RAW RECORDS
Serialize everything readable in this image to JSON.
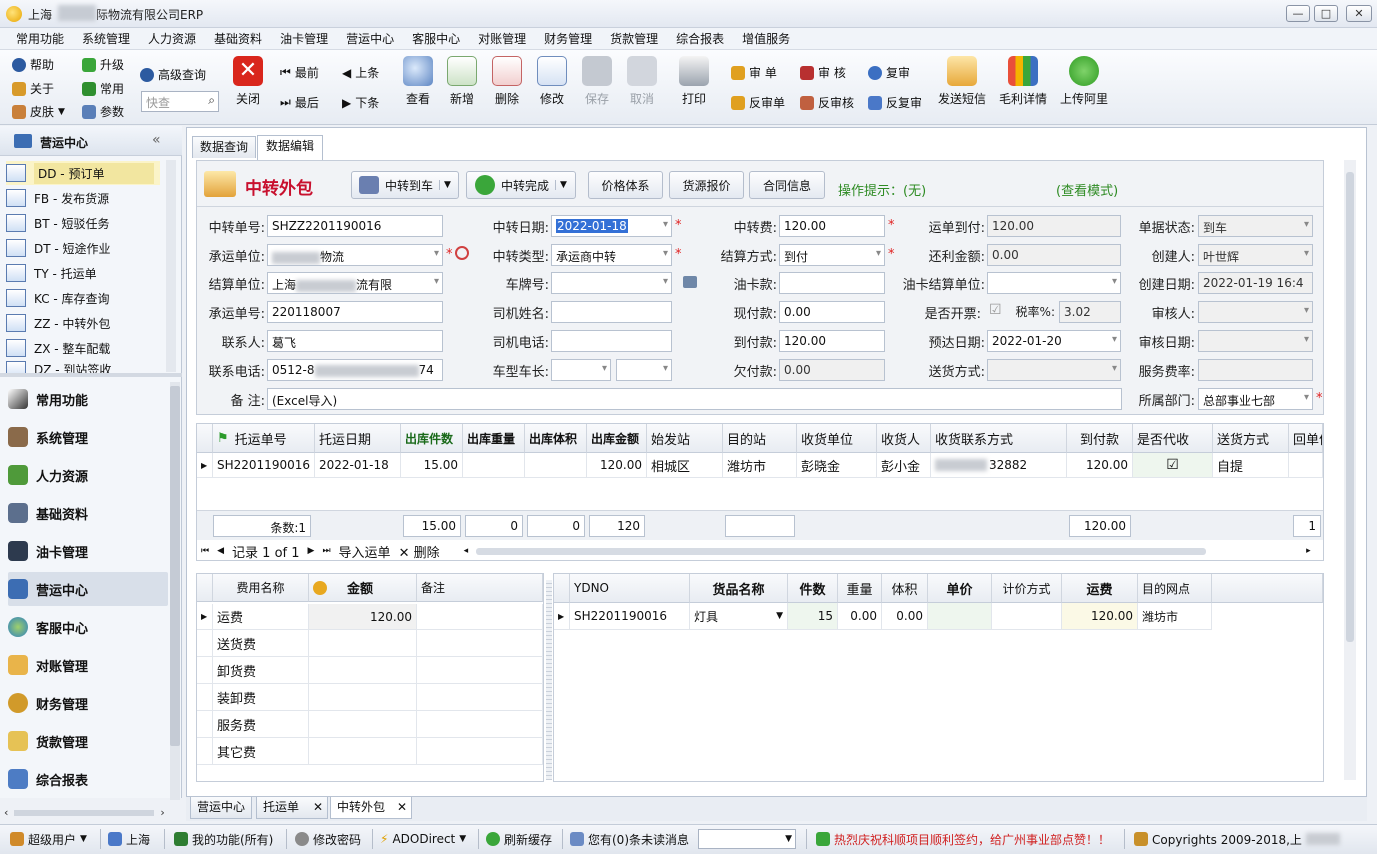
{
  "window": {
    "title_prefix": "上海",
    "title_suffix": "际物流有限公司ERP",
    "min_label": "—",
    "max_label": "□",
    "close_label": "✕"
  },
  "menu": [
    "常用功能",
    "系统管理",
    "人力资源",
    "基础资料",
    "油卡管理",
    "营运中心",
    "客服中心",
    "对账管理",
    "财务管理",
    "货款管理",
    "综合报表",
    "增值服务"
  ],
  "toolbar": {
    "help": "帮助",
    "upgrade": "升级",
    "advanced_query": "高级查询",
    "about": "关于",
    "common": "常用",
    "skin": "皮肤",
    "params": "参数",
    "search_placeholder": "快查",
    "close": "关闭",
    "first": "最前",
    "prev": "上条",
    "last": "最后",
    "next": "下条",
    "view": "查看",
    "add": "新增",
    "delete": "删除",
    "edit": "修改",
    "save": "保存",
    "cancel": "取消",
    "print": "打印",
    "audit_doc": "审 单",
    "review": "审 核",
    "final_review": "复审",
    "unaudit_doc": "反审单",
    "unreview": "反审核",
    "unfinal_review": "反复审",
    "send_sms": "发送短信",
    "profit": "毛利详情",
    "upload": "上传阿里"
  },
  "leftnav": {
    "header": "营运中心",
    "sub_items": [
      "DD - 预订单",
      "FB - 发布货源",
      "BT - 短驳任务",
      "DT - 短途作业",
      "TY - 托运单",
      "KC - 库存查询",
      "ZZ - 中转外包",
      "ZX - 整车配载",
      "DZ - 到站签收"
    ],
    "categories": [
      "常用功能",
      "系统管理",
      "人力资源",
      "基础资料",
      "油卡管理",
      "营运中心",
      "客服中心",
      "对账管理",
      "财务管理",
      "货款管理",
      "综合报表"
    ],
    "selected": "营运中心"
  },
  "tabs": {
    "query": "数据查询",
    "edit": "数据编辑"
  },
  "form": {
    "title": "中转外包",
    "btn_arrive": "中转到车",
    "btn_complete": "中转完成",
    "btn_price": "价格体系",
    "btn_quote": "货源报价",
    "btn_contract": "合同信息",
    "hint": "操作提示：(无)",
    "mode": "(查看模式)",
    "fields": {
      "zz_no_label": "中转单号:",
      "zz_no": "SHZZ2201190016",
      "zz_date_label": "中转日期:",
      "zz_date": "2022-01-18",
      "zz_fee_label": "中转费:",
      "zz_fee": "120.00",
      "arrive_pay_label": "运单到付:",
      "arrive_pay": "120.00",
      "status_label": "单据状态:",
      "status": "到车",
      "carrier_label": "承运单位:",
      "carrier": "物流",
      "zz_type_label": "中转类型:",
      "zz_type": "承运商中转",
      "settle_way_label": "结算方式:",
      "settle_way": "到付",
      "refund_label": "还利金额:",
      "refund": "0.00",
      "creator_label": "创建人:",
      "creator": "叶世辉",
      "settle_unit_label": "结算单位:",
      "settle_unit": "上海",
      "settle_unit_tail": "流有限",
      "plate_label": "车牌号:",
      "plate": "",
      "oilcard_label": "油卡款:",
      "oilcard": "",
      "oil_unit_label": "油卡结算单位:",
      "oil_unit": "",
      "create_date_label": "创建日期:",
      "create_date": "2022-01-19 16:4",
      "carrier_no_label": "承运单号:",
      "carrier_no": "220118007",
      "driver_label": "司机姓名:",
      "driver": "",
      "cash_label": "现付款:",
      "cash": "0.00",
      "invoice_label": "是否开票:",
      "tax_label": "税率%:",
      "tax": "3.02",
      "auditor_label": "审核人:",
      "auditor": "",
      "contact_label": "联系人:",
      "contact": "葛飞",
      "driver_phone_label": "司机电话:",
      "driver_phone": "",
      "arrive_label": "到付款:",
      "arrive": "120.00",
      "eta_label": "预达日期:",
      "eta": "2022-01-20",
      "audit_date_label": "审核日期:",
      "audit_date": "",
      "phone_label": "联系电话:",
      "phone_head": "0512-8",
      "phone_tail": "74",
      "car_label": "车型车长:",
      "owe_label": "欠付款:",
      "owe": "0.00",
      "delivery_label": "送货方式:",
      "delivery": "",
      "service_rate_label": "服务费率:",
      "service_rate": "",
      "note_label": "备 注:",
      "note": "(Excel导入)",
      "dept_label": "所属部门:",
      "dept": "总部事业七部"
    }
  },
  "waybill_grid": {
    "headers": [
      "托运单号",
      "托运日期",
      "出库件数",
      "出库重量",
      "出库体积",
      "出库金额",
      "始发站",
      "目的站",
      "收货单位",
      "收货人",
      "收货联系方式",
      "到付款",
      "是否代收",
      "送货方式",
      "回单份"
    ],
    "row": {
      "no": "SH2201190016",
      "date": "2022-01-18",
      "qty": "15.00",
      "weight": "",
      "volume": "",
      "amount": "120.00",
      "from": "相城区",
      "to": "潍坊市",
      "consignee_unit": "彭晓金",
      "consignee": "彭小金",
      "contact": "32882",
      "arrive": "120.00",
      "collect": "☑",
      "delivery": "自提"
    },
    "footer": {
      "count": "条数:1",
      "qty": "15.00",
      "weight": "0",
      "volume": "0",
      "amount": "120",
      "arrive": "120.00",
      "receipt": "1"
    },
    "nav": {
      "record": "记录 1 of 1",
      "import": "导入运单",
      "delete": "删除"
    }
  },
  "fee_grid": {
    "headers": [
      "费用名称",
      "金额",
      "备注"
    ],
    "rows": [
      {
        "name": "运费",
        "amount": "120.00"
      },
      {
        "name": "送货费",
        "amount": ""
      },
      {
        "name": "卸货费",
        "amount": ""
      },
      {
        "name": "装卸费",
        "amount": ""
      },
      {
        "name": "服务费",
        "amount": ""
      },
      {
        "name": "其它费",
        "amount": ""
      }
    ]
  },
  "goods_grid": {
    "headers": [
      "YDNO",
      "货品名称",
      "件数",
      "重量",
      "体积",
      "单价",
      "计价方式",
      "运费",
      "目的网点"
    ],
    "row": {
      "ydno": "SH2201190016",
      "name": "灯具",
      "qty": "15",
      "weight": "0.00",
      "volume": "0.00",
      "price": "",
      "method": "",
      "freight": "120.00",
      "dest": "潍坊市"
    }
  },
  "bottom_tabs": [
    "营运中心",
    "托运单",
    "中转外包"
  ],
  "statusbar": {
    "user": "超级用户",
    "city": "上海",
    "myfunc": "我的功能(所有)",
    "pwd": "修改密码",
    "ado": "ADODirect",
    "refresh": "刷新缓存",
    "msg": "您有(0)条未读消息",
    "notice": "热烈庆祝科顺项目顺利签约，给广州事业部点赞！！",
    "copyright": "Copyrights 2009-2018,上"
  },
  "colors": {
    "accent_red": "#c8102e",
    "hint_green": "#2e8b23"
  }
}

TASK STATEMENT
Quote the records in full and exactly; skip any image.

ANSWER IN FULL
Serialize everything readable in this image to JSON.
{
  "window": {
    "title_prefix": "上海",
    "title_suffix": "际物流有限公司ERP",
    "min_label": "—",
    "max_label": "□",
    "close_label": "✕"
  },
  "menu": [
    "常用功能",
    "系统管理",
    "人力资源",
    "基础资料",
    "油卡管理",
    "营运中心",
    "客服中心",
    "对账管理",
    "财务管理",
    "货款管理",
    "综合报表",
    "增值服务"
  ],
  "toolbar": {
    "help": "帮助",
    "upgrade": "升级",
    "advanced_query": "高级查询",
    "about": "关于",
    "common": "常用",
    "skin": "皮肤",
    "params": "参数",
    "search_placeholder": "快查",
    "close": "关闭",
    "first": "最前",
    "prev": "上条",
    "last": "最后",
    "next": "下条",
    "view": "查看",
    "add": "新增",
    "delete": "删除",
    "edit": "修改",
    "save": "保存",
    "cancel": "取消",
    "print": "打印",
    "audit_doc": "审 单",
    "review": "审 核",
    "final_review": "复审",
    "unaudit_doc": "反审单",
    "unreview": "反审核",
    "unfinal_review": "反复审",
    "send_sms": "发送短信",
    "profit": "毛利详情",
    "upload": "上传阿里"
  },
  "leftnav": {
    "header": "营运中心",
    "sub_items": [
      "DD - 预订单",
      "FB - 发布货源",
      "BT - 短驳任务",
      "DT - 短途作业",
      "TY - 托运单",
      "KC - 库存查询",
      "ZZ - 中转外包",
      "ZX - 整车配载",
      "DZ - 到站签收"
    ],
    "categories": [
      "常用功能",
      "系统管理",
      "人力资源",
      "基础资料",
      "油卡管理",
      "营运中心",
      "客服中心",
      "对账管理",
      "财务管理",
      "货款管理",
      "综合报表"
    ],
    "selected": "营运中心"
  },
  "tabs": {
    "query": "数据查询",
    "edit": "数据编辑"
  },
  "form": {
    "title": "中转外包",
    "btn_arrive": "中转到车",
    "btn_complete": "中转完成",
    "btn_price": "价格体系",
    "btn_quote": "货源报价",
    "btn_contract": "合同信息",
    "hint": "操作提示：(无)",
    "mode": "(查看模式)",
    "fields": {
      "zz_no_label": "中转单号:",
      "zz_no": "SHZZ2201190016",
      "zz_date_label": "中转日期:",
      "zz_date": "2022-01-18",
      "zz_fee_label": "中转费:",
      "zz_fee": "120.00",
      "arrive_pay_label": "运单到付:",
      "arrive_pay": "120.00",
      "status_label": "单据状态:",
      "status": "到车",
      "carrier_label": "承运单位:",
      "carrier": "物流",
      "zz_type_label": "中转类型:",
      "zz_type": "承运商中转",
      "settle_way_label": "结算方式:",
      "settle_way": "到付",
      "refund_label": "还利金额:",
      "refund": "0.00",
      "creator_label": "创建人:",
      "creator": "叶世辉",
      "settle_unit_label": "结算单位:",
      "settle_unit": "上海",
      "settle_unit_tail": "流有限",
      "plate_label": "车牌号:",
      "plate": "",
      "oilcard_label": "油卡款:",
      "oilcard": "",
      "oil_unit_label": "油卡结算单位:",
      "oil_unit": "",
      "create_date_label": "创建日期:",
      "create_date": "2022-01-19 16:4",
      "carrier_no_label": "承运单号:",
      "carrier_no": "220118007",
      "driver_label": "司机姓名:",
      "driver": "",
      "cash_label": "现付款:",
      "cash": "0.00",
      "invoice_label": "是否开票:",
      "tax_label": "税率%:",
      "tax": "3.02",
      "auditor_label": "审核人:",
      "auditor": "",
      "contact_label": "联系人:",
      "contact": "葛飞",
      "driver_phone_label": "司机电话:",
      "driver_phone": "",
      "arrive_label": "到付款:",
      "arrive": "120.00",
      "eta_label": "预达日期:",
      "eta": "2022-01-20",
      "audit_date_label": "审核日期:",
      "audit_date": "",
      "phone_label": "联系电话:",
      "phone_head": "0512-8",
      "phone_tail": "74",
      "car_label": "车型车长:",
      "owe_label": "欠付款:",
      "owe": "0.00",
      "delivery_label": "送货方式:",
      "delivery": "",
      "service_rate_label": "服务费率:",
      "service_rate": "",
      "note_label": "备 注:",
      "note": "(Excel导入)",
      "dept_label": "所属部门:",
      "dept": "总部事业七部"
    }
  },
  "waybill_grid": {
    "headers": [
      "托运单号",
      "托运日期",
      "出库件数",
      "出库重量",
      "出库体积",
      "出库金额",
      "始发站",
      "目的站",
      "收货单位",
      "收货人",
      "收货联系方式",
      "到付款",
      "是否代收",
      "送货方式",
      "回单份"
    ],
    "row": {
      "no": "SH2201190016",
      "date": "2022-01-18",
      "qty": "15.00",
      "weight": "",
      "volume": "",
      "amount": "120.00",
      "from": "相城区",
      "to": "潍坊市",
      "consignee_unit": "彭晓金",
      "consignee": "彭小金",
      "contact": "32882",
      "arrive": "120.00",
      "collect": "☑",
      "delivery": "自提"
    },
    "footer": {
      "count": "条数:1",
      "qty": "15.00",
      "weight": "0",
      "volume": "0",
      "amount": "120",
      "arrive": "120.00",
      "receipt": "1"
    },
    "nav": {
      "record": "记录 1 of 1",
      "import": "导入运单",
      "delete": "删除"
    }
  },
  "fee_grid": {
    "headers": [
      "费用名称",
      "金额",
      "备注"
    ],
    "rows": [
      {
        "name": "运费",
        "amount": "120.00"
      },
      {
        "name": "送货费",
        "amount": ""
      },
      {
        "name": "卸货费",
        "amount": ""
      },
      {
        "name": "装卸费",
        "amount": ""
      },
      {
        "name": "服务费",
        "amount": ""
      },
      {
        "name": "其它费",
        "amount": ""
      }
    ]
  },
  "goods_grid": {
    "headers": [
      "YDNO",
      "货品名称",
      "件数",
      "重量",
      "体积",
      "单价",
      "计价方式",
      "运费",
      "目的网点"
    ],
    "row": {
      "ydno": "SH2201190016",
      "name": "灯具",
      "qty": "15",
      "weight": "0.00",
      "volume": "0.00",
      "price": "",
      "method": "",
      "freight": "120.00",
      "dest": "潍坊市"
    }
  },
  "bottom_tabs": [
    "营运中心",
    "托运单",
    "中转外包"
  ],
  "statusbar": {
    "user": "超级用户",
    "city": "上海",
    "myfunc": "我的功能(所有)",
    "pwd": "修改密码",
    "ado": "ADODirect",
    "refresh": "刷新缓存",
    "msg": "您有(0)条未读消息",
    "notice": "热烈庆祝科顺项目顺利签约，给广州事业部点赞！！",
    "copyright": "Copyrights 2009-2018,上"
  },
  "colors": {
    "accent_red": "#c8102e",
    "hint_green": "#2e8b23"
  }
}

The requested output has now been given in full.